> _REQUIRED TASK_: For the data below, report only the number of lines containing the string "this".

> _DATA TO PROCESS_:

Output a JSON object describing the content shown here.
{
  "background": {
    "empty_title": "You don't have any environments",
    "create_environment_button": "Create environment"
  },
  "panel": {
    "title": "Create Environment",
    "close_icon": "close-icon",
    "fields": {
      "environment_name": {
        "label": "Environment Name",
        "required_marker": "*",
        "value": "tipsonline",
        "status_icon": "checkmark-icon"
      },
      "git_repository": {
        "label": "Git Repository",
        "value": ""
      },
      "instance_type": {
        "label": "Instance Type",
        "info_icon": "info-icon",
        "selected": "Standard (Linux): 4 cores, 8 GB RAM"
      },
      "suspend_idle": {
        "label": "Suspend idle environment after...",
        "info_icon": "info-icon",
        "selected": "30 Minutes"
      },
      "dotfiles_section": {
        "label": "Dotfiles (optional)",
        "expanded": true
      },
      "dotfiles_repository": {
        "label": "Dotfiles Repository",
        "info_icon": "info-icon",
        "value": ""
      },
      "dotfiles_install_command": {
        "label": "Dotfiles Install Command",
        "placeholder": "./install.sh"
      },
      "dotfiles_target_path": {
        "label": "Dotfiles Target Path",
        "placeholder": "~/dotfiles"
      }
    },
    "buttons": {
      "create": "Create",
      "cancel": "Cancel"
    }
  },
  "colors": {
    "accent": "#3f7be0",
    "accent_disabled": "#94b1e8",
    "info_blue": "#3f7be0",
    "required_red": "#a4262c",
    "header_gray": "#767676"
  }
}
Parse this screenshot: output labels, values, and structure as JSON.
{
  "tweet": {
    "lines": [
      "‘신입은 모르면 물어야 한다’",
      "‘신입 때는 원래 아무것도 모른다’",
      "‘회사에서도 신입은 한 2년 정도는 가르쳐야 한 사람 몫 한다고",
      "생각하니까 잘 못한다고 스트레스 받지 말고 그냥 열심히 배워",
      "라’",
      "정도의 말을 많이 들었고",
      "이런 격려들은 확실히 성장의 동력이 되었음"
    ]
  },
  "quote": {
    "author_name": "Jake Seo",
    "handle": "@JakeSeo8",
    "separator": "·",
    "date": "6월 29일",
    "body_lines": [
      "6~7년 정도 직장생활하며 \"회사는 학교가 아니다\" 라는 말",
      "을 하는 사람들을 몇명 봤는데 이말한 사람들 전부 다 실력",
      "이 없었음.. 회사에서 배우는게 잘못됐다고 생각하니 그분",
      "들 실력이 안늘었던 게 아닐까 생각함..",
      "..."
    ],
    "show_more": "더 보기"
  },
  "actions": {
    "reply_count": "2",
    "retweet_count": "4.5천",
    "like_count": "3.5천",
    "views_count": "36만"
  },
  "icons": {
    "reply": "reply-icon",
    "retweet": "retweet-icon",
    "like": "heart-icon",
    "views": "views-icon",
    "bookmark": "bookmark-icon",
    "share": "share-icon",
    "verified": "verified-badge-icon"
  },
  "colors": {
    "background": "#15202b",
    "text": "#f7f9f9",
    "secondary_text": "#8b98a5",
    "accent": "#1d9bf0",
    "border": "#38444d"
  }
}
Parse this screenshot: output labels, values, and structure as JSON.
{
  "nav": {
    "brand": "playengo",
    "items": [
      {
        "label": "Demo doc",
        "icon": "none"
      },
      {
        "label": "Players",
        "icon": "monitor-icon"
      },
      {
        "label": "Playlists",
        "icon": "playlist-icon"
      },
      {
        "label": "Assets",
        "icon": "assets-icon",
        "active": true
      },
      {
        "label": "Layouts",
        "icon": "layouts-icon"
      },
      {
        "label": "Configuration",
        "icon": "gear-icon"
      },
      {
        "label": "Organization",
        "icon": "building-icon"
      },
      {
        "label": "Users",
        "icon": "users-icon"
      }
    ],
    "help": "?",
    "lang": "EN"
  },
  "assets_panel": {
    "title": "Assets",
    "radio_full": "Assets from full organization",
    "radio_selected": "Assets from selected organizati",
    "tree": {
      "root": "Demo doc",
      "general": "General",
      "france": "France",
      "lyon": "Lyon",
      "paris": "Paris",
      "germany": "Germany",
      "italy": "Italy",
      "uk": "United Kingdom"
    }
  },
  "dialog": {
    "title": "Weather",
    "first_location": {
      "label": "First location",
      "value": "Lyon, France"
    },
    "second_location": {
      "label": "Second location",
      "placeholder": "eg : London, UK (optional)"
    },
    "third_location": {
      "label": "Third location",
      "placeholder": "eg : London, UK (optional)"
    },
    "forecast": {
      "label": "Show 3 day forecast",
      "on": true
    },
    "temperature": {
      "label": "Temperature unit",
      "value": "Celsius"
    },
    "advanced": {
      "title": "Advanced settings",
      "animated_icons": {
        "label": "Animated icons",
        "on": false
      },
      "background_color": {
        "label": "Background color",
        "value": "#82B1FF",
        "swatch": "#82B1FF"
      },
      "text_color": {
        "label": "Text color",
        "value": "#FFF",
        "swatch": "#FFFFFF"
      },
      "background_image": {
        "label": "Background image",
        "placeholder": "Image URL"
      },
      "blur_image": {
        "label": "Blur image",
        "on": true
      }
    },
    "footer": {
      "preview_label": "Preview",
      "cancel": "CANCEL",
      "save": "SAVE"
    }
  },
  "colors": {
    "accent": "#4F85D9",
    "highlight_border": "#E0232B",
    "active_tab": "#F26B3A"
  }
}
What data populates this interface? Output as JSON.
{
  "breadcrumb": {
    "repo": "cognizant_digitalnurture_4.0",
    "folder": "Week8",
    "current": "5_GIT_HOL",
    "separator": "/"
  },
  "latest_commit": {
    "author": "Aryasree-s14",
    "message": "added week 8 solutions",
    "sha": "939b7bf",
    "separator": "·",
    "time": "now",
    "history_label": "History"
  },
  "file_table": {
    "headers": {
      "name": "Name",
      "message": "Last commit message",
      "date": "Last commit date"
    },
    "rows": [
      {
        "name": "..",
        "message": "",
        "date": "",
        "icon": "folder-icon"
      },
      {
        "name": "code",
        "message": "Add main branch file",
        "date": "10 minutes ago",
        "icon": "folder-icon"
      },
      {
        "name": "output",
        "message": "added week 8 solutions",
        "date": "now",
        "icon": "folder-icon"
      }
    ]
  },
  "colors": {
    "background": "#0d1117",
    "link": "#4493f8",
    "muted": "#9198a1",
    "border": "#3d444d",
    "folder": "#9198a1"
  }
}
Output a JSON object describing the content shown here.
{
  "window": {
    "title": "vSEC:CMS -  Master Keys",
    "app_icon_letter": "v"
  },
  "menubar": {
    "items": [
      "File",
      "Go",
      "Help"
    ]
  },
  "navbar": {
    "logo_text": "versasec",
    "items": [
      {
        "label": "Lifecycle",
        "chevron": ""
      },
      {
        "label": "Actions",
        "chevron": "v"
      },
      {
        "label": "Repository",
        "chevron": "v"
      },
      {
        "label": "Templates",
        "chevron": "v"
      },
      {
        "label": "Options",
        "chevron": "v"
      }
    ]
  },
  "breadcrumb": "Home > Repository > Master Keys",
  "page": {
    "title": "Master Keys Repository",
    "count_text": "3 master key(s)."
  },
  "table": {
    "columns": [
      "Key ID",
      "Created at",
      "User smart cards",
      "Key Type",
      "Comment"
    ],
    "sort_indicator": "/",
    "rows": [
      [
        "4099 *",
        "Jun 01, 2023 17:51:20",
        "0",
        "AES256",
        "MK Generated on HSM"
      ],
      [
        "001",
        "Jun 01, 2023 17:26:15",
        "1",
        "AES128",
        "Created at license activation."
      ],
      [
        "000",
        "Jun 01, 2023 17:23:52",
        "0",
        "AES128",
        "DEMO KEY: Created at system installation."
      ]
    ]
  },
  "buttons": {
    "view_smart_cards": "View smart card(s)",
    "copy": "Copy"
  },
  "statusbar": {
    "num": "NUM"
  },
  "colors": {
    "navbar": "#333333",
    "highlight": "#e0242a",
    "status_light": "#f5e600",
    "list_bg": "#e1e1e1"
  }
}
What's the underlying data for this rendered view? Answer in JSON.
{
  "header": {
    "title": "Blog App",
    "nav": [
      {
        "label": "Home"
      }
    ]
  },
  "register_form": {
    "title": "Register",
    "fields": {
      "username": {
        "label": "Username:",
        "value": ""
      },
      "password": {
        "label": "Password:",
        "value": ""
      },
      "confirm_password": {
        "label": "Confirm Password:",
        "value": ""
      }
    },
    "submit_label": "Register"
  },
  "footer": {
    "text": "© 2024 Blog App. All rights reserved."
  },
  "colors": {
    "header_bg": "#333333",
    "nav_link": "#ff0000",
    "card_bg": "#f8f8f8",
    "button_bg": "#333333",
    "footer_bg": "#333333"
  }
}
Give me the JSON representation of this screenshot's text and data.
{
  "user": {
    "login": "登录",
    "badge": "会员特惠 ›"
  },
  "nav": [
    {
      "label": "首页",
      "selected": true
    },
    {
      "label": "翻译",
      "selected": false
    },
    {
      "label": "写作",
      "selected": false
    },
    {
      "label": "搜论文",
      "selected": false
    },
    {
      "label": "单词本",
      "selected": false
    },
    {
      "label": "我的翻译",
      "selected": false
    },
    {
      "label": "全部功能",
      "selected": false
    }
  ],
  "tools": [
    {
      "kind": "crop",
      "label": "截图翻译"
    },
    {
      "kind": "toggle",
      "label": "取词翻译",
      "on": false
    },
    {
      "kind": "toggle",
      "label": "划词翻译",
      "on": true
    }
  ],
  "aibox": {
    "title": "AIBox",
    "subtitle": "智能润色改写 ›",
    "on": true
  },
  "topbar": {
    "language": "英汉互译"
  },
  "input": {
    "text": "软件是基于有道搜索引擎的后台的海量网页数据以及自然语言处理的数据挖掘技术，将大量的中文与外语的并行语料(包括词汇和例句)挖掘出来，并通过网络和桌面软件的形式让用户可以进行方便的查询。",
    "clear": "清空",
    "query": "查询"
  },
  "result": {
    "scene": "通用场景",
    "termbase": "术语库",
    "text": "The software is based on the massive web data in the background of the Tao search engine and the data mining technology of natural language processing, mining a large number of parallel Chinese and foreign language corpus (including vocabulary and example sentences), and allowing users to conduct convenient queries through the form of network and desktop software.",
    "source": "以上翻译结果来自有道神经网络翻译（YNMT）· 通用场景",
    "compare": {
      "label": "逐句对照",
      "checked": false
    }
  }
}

> _TASK ANSWER_: 5